[Dataset records]
*****
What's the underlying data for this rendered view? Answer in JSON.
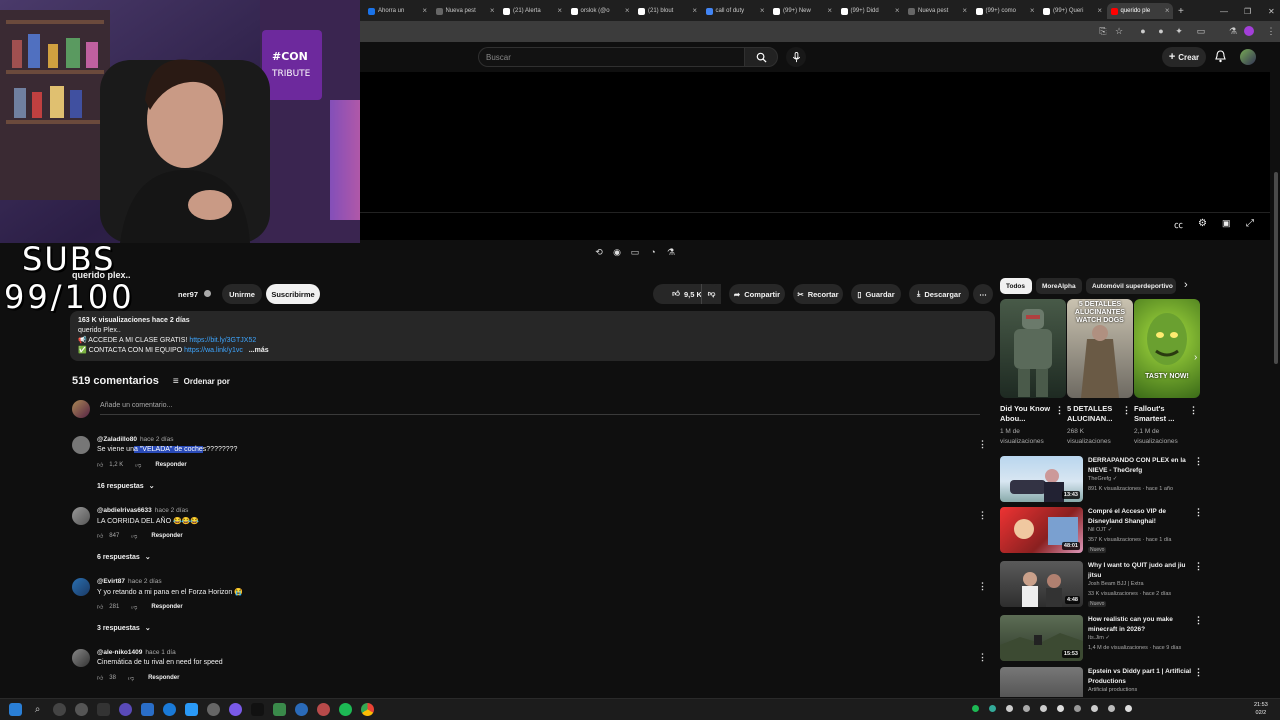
{
  "browser": {
    "tabs": [
      {
        "label": "Ahorra un",
        "color": "#1a73e8"
      },
      {
        "label": "Nueva pest",
        "color": "#666666"
      },
      {
        "label": "(21) Alerta",
        "color": "#ffffff"
      },
      {
        "label": "orslok (@o",
        "color": "#ffffff"
      },
      {
        "label": "(21) blout",
        "color": "#ffffff"
      },
      {
        "label": "call of duty",
        "color": "#4285f4"
      },
      {
        "label": "(99+) New",
        "color": "#ffffff"
      },
      {
        "label": "(99+) Didd",
        "color": "#ffffff"
      },
      {
        "label": "Nueva pest",
        "color": "#666666"
      },
      {
        "label": "(99+) como",
        "color": "#ffffff"
      },
      {
        "label": "(99+) Queri",
        "color": "#ffffff"
      },
      {
        "label": "querido ple",
        "color": "#ff0000"
      }
    ]
  },
  "header": {
    "search_placeholder": "Buscar",
    "create_label": "Crear"
  },
  "overlay": {
    "subs_label": "SUBS",
    "subs_count": "99/100"
  },
  "video": {
    "title": "querido plex..",
    "channel": "ner97",
    "join_label": "Unirme",
    "subscribe_label": "Suscribirme",
    "likes": "9,5 K",
    "share_label": "Compartir",
    "clip_label": "Recortar",
    "save_label": "Guardar",
    "download_label": "Descargar"
  },
  "description": {
    "stats": "163 K visualizaciones  hace 2 días",
    "line1": "querido Plex..",
    "line2_text": "ACCEDE A MI CLASE GRATIS!",
    "line2_link": "https://bit.ly/3GTJX52",
    "line3_text": "CONTACTA CON MI EQUIPO",
    "line3_link": "https://wa.link/y1vc",
    "more": "...más"
  },
  "comments": {
    "count_label": "519 comentarios",
    "sort_label": "Ordenar por",
    "add_placeholder": "Añade un comentario...",
    "items": [
      {
        "author": "@Zaladillo80",
        "when": "hace 2 días",
        "text_before": "Se viene un",
        "text_highlight": "a \"VELADA\" de coche",
        "text_after": "s????????",
        "likes": "1,2 K",
        "reply": "Responder",
        "replies": "16 respuestas"
      },
      {
        "author": "@abdielrivas6633",
        "when": "hace 2 días",
        "text": "LA CORRIDA DEL AÑO 😂😂😂",
        "likes": "847",
        "reply": "Responder",
        "replies": "6 respuestas"
      },
      {
        "author": "@Evirt87",
        "when": "hace 2 días",
        "text": "Y yo retando a mi pana en el Forza Horizon 😭",
        "likes": "281",
        "reply": "Responder",
        "replies": "3 respuestas"
      },
      {
        "author": "@ale-niko1409",
        "when": "hace 1 día",
        "text": "Cinemática de tu rival en need for speed",
        "likes": "38",
        "reply": "Responder"
      }
    ]
  },
  "sidebar": {
    "chips": [
      "Todos",
      "MoreAlpha",
      "Automóvil superdeportivo"
    ],
    "shorts": [
      {
        "title": "Did You Know Abou...",
        "views": "1 M de visualizaciones",
        "thumb_text": ""
      },
      {
        "title": "5 DETALLES ALUCINAN...",
        "views": "268 K visualizaciones",
        "thumb_text": "5 DETALLES ALUCINANTES WATCH DOGS"
      },
      {
        "title": "Fallout's Smartest ...",
        "views": "2,1 M de visualizaciones",
        "thumb_text": "TASTY NOW!"
      }
    ],
    "recommended": [
      {
        "title": "DERRAPANDO CON PLEX en la NIEVE - TheGrefg",
        "channel": "TheGrefg ✓",
        "stats": "891 K visualizaciones · hace 1 año",
        "duration": "13:43",
        "badge": ""
      },
      {
        "title": "Compré el Acceso VIP de Disneyland Shanghai!",
        "channel": "Nil OJT ✓",
        "stats": "357 K visualizaciones · hace 1 día",
        "duration": "48:01",
        "badge": "Nuevo"
      },
      {
        "title": "Why I want to QUIT judo and jiu jitsu",
        "channel": "Josh Beam BJJ | Extra",
        "stats": "33 K visualizaciones · hace 2 días",
        "duration": "4:48",
        "badge": "Nuevo"
      },
      {
        "title": "How realistic can you make minecraft in 2026?",
        "channel": "Its.Jim ✓",
        "stats": "1,4 M de visualizaciones · hace 9 días",
        "duration": "15:53",
        "badge": ""
      },
      {
        "title": "Epstein vs Diddy part 1 | Artificial Productions",
        "channel": "Artificial productions",
        "stats": "",
        "duration": "",
        "badge": ""
      }
    ]
  },
  "taskbar": {
    "time": "21:53",
    "date": "02/2"
  }
}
*****
* [TASK DIRECTIONS]
Write out the listing above again, exactly, but with no pictures in the copy.

* [EXERCISE RESULT]
What's the underlying data for this rendered view? Answer in JSON.
{
  "browser": {
    "tabs": [
      {
        "label": "Ahorra un",
        "color": "#1a73e8"
      },
      {
        "label": "Nueva pest",
        "color": "#666666"
      },
      {
        "label": "(21) Alerta",
        "color": "#ffffff"
      },
      {
        "label": "orslok (@o",
        "color": "#ffffff"
      },
      {
        "label": "(21) blout",
        "color": "#ffffff"
      },
      {
        "label": "call of duty",
        "color": "#4285f4"
      },
      {
        "label": "(99+) New",
        "color": "#ffffff"
      },
      {
        "label": "(99+) Didd",
        "color": "#ffffff"
      },
      {
        "label": "Nueva pest",
        "color": "#666666"
      },
      {
        "label": "(99+) como",
        "color": "#ffffff"
      },
      {
        "label": "(99+) Queri",
        "color": "#ffffff"
      },
      {
        "label": "querido ple",
        "color": "#ff0000"
      }
    ]
  },
  "header": {
    "search_placeholder": "Buscar",
    "create_label": "Crear"
  },
  "overlay": {
    "subs_label": "SUBS",
    "subs_count": "99/100"
  },
  "video": {
    "title": "querido plex..",
    "channel": "ner97",
    "join_label": "Unirme",
    "subscribe_label": "Suscribirme",
    "likes": "9,5 K",
    "share_label": "Compartir",
    "clip_label": "Recortar",
    "save_label": "Guardar",
    "download_label": "Descargar"
  },
  "description": {
    "stats": "163 K visualizaciones  hace 2 días",
    "line1": "querido Plex..",
    "line2_text": "ACCEDE A MI CLASE GRATIS!",
    "line2_link": "https://bit.ly/3GTJX52",
    "line3_text": "CONTACTA CON MI EQUIPO",
    "line3_link": "https://wa.link/y1vc",
    "more": "...más"
  },
  "comments": {
    "count_label": "519 comentarios",
    "sort_label": "Ordenar por",
    "add_placeholder": "Añade un comentario...",
    "items": [
      {
        "author": "@Zaladillo80",
        "when": "hace 2 días",
        "text_before": "Se viene un",
        "text_highlight": "a \"VELADA\" de coche",
        "text_after": "s????????",
        "likes": "1,2 K",
        "reply": "Responder",
        "replies": "16 respuestas"
      },
      {
        "author": "@abdielrivas6633",
        "when": "hace 2 días",
        "text": "LA CORRIDA DEL AÑO 😂😂😂",
        "likes": "847",
        "reply": "Responder",
        "replies": "6 respuestas"
      },
      {
        "author": "@Evirt87",
        "when": "hace 2 días",
        "text": "Y yo retando a mi pana en el Forza Horizon 😭",
        "likes": "281",
        "reply": "Responder",
        "replies": "3 respuestas"
      },
      {
        "author": "@ale-niko1409",
        "when": "hace 1 día",
        "text": "Cinemática de tu rival en need for speed",
        "likes": "38",
        "reply": "Responder"
      }
    ]
  },
  "sidebar": {
    "chips": [
      "Todos",
      "MoreAlpha",
      "Automóvil superdeportivo"
    ],
    "shorts": [
      {
        "title": "Did You Know Abou...",
        "views": "1 M de visualizaciones",
        "thumb_text": ""
      },
      {
        "title": "5 DETALLES ALUCINAN...",
        "views": "268 K visualizaciones",
        "thumb_text": "5 DETALLES ALUCINANTES WATCH DOGS"
      },
      {
        "title": "Fallout's Smartest ...",
        "views": "2,1 M de visualizaciones",
        "thumb_text": "TASTY NOW!"
      }
    ],
    "recommended": [
      {
        "title": "DERRAPANDO CON PLEX en la NIEVE - TheGrefg",
        "channel": "TheGrefg ✓",
        "stats": "891 K visualizaciones · hace 1 año",
        "duration": "13:43",
        "badge": ""
      },
      {
        "title": "Compré el Acceso VIP de Disneyland Shanghai!",
        "channel": "Nil OJT ✓",
        "stats": "357 K visualizaciones · hace 1 día",
        "duration": "48:01",
        "badge": "Nuevo"
      },
      {
        "title": "Why I want to QUIT judo and jiu jitsu",
        "channel": "Josh Beam BJJ | Extra",
        "stats": "33 K visualizaciones · hace 2 días",
        "duration": "4:48",
        "badge": "Nuevo"
      },
      {
        "title": "How realistic can you make minecraft in 2026?",
        "channel": "Its.Jim ✓",
        "stats": "1,4 M de visualizaciones · hace 9 días",
        "duration": "15:53",
        "badge": ""
      },
      {
        "title": "Epstein vs Diddy part 1 | Artificial Productions",
        "channel": "Artificial productions",
        "stats": "",
        "duration": "",
        "badge": ""
      }
    ]
  },
  "taskbar": {
    "time": "21:53",
    "date": "02/2"
  }
}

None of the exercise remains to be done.